[Stored records]
####################
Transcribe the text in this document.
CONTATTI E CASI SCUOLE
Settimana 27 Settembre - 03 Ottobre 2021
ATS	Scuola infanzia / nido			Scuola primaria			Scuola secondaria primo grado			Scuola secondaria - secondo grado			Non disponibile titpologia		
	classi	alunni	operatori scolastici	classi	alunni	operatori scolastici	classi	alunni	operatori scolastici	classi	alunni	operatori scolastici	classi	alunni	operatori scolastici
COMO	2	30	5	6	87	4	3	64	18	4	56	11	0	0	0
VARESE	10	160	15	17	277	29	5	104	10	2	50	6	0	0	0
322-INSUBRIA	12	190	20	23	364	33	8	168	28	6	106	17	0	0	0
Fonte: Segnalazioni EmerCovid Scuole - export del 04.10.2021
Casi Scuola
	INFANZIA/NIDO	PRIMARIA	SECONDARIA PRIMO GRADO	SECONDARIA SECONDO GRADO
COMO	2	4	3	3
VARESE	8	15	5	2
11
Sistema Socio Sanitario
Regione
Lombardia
####################
- _JOB_:
Extract every record. Keep wording exact.

- _SOLUTION TO THE PROBLEM_:
Transcribe the text in this document.
CONTATTI E CASI SCUOLE
Settimana 27 Settembre - 03 Ottobre 2021
ATS	Scuola infanzia / nido			Scuola primaria			Scuola secondaria primo grado			Scuola secondaria - secondo grado			Non disponibile titpologia		
	classi	alunni	operatori scolastici	classi	alunni	operatori scolastici	classi	alunni	operatori scolastici	classi	alunni	operatori scolastici	classi	alunni	operatori scolastici
COMO	2	30	5	6	87	4	3	64	18	4	56	11	0	0	0
VARESE	10	160	15	17	277	29	5	104	10	2	50	6	0	0	0
322-INSUBRIA	12	190	20	23	364	33	8	168	28	6	106	17	0	0	0
Fonte: Segnalazioni EmerCovid Scuole - export del 04.10.2021
Casi Scuola
	INFANZIA/NIDO	PRIMARIA	SECONDARIA PRIMO GRADO	SECONDARIA SECONDO GRADO
COMO	2	4	3	3
VARESE	8	15	5	2
11
Sistema Socio Sanitario
Regione
Lombardia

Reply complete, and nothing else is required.